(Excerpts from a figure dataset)

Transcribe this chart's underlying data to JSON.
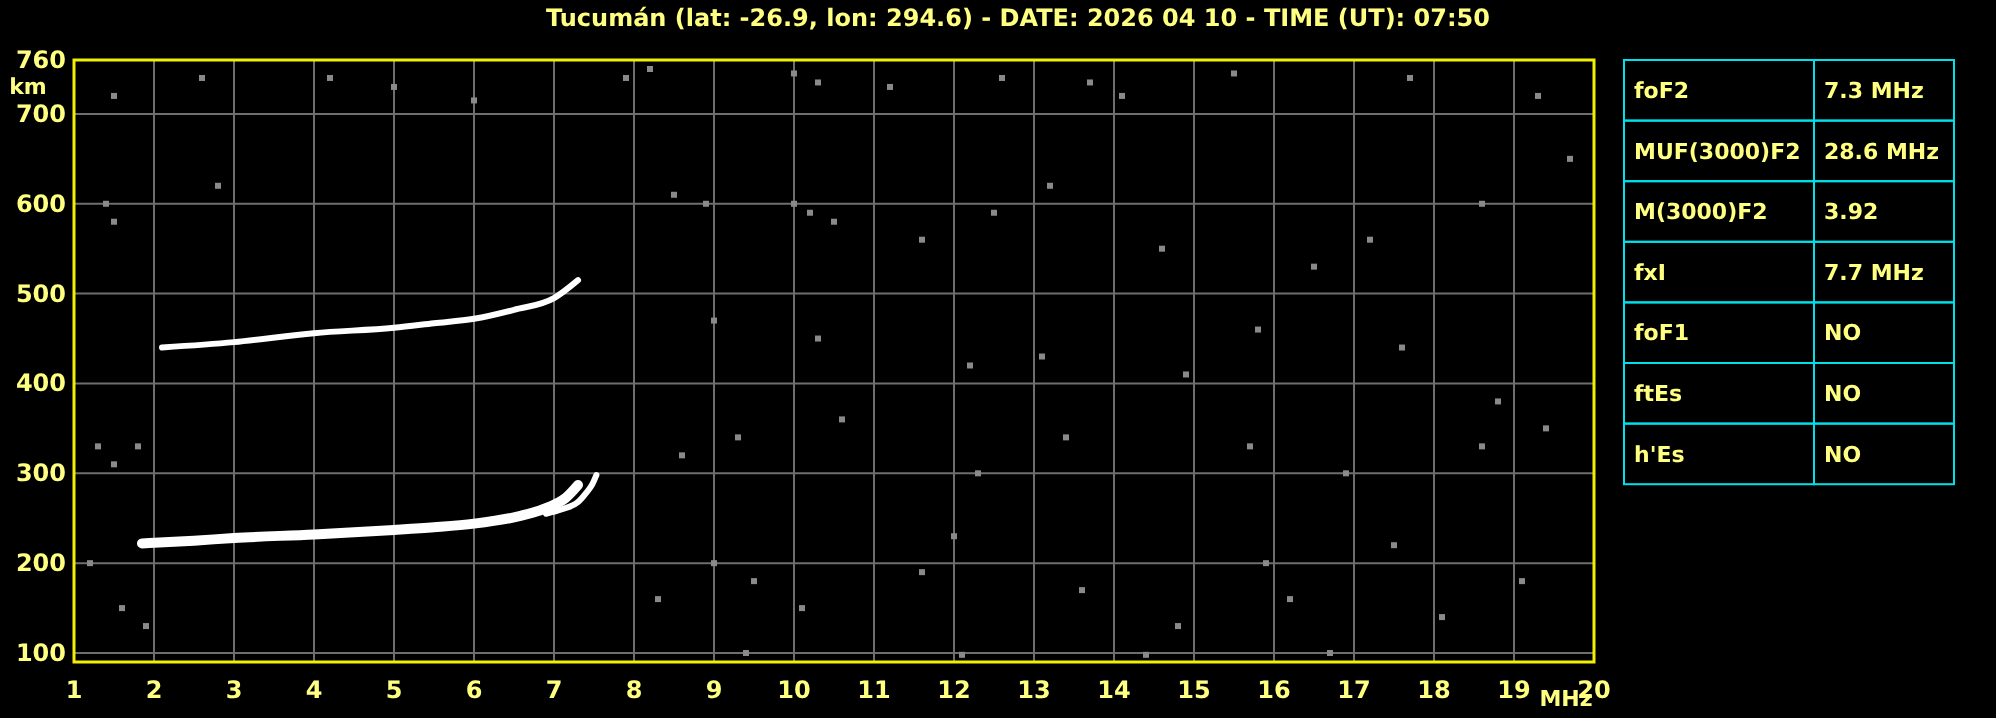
{
  "chart_data": [
    {
      "type": "scatter",
      "title": "Tucumán (lat: -26.9, lon: 294.6) - DATE: 2026 04 10 - TIME (UT): 07:50",
      "xlabel": "MHz",
      "ylabel": "km",
      "xlim": [
        1,
        20
      ],
      "ylim": [
        90,
        760
      ],
      "xticks": [
        1,
        2,
        3,
        4,
        5,
        6,
        7,
        8,
        9,
        10,
        11,
        12,
        13,
        14,
        15,
        16,
        17,
        18,
        19,
        20
      ],
      "yticks": [
        100,
        200,
        300,
        400,
        500,
        600,
        700,
        760
      ],
      "grid": true,
      "series": [
        {
          "type": "line",
          "color": "#ffffff",
          "x": [
            1.85,
            2.5,
            3,
            4,
            5,
            5.5,
            6,
            6.5,
            6.8,
            7,
            7.15,
            7.3
          ],
          "values": [
            222,
            225,
            228,
            232,
            237,
            240,
            244,
            251,
            258,
            265,
            273,
            287
          ]
        },
        {
          "type": "line",
          "color": "#ffffff",
          "x": [
            6.9,
            7.1,
            7.3,
            7.4,
            7.48,
            7.53
          ],
          "values": [
            255,
            260,
            268,
            278,
            288,
            298
          ]
        },
        {
          "type": "line",
          "color": "#ffffff",
          "x": [
            2.1,
            3,
            4,
            5,
            5.5,
            6,
            6.5,
            7,
            7.3
          ],
          "values": [
            440,
            446,
            456,
            462,
            467,
            472,
            482,
            495,
            515
          ]
        },
        {
          "type": "scatter",
          "marker": "square",
          "color": "#8a8a8a",
          "x": [
            1.5,
            2.6,
            4.2,
            5,
            6,
            7.9,
            8.2,
            10,
            10.3,
            11.2,
            12.6,
            13.7,
            14.1,
            15.5,
            17.7,
            19.3,
            1.4,
            1.5,
            2.8,
            8.5,
            8.9,
            10,
            10.2,
            10.5,
            11.6,
            12.5,
            13.2,
            14.6,
            16.5,
            17.2,
            18.6,
            19.7,
            9,
            10.3,
            12.2,
            13.1,
            14.9,
            15.8,
            17.6,
            18.8,
            1.3,
            1.5,
            1.8,
            8.6,
            9.3,
            10.6,
            12.3,
            13.4,
            15.7,
            16.9,
            18.6,
            19.4,
            1.2,
            1.6,
            1.9,
            8.3,
            9,
            9.5,
            10.1,
            11.6,
            12,
            13.6,
            14.8,
            15.9,
            16.2,
            17.5,
            18.1,
            19.1,
            9.4,
            12.1,
            14.4,
            16.7
          ],
          "values": [
            720,
            740,
            740,
            730,
            715,
            740,
            750,
            745,
            735,
            730,
            740,
            735,
            720,
            745,
            740,
            720,
            600,
            580,
            620,
            610,
            600,
            600,
            590,
            580,
            560,
            590,
            620,
            550,
            530,
            560,
            600,
            650,
            470,
            450,
            420,
            430,
            410,
            460,
            440,
            380,
            330,
            310,
            330,
            320,
            340,
            360,
            300,
            340,
            330,
            300,
            330,
            350,
            200,
            150,
            130,
            160,
            200,
            180,
            150,
            190,
            230,
            170,
            130,
            200,
            160,
            220,
            140,
            180,
            100,
            98,
            98,
            100
          ]
        }
      ]
    },
    {
      "type": "other",
      "categories": [
        "foF2",
        "MUF(3000)F2",
        "M(3000)F2",
        "fxI",
        "foF1",
        "ftEs",
        "h'Es"
      ],
      "value_labels": [
        "7.3 MHz",
        "28.6 MHz",
        "3.92",
        "7.7 MHz",
        "NO",
        "NO",
        "NO"
      ]
    }
  ]
}
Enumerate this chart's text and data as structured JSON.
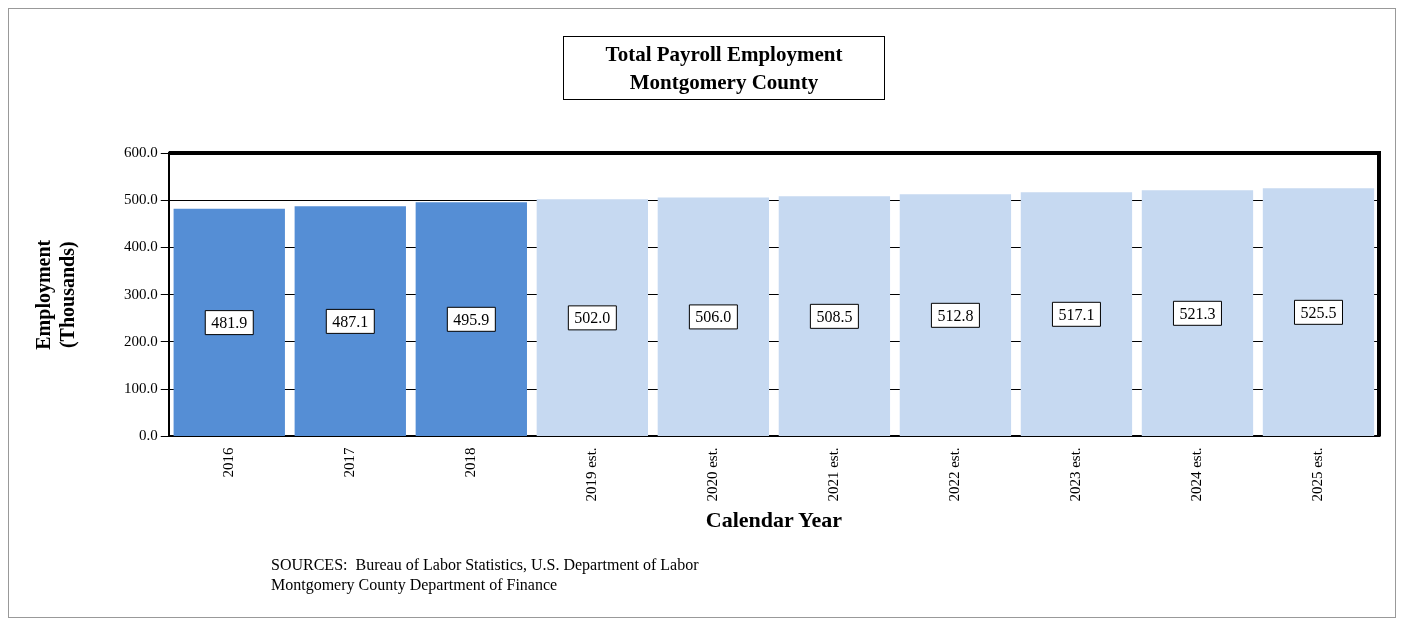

- **WHAT YOU ARE ASKED TO DO**
Check each line of the records for the word "JSON", and show the lines that contain it.

- **ANSWER BELOW**
Transcribe this chart's underlying data to JSON.
Enumerate this chart's text and data as structured JSON.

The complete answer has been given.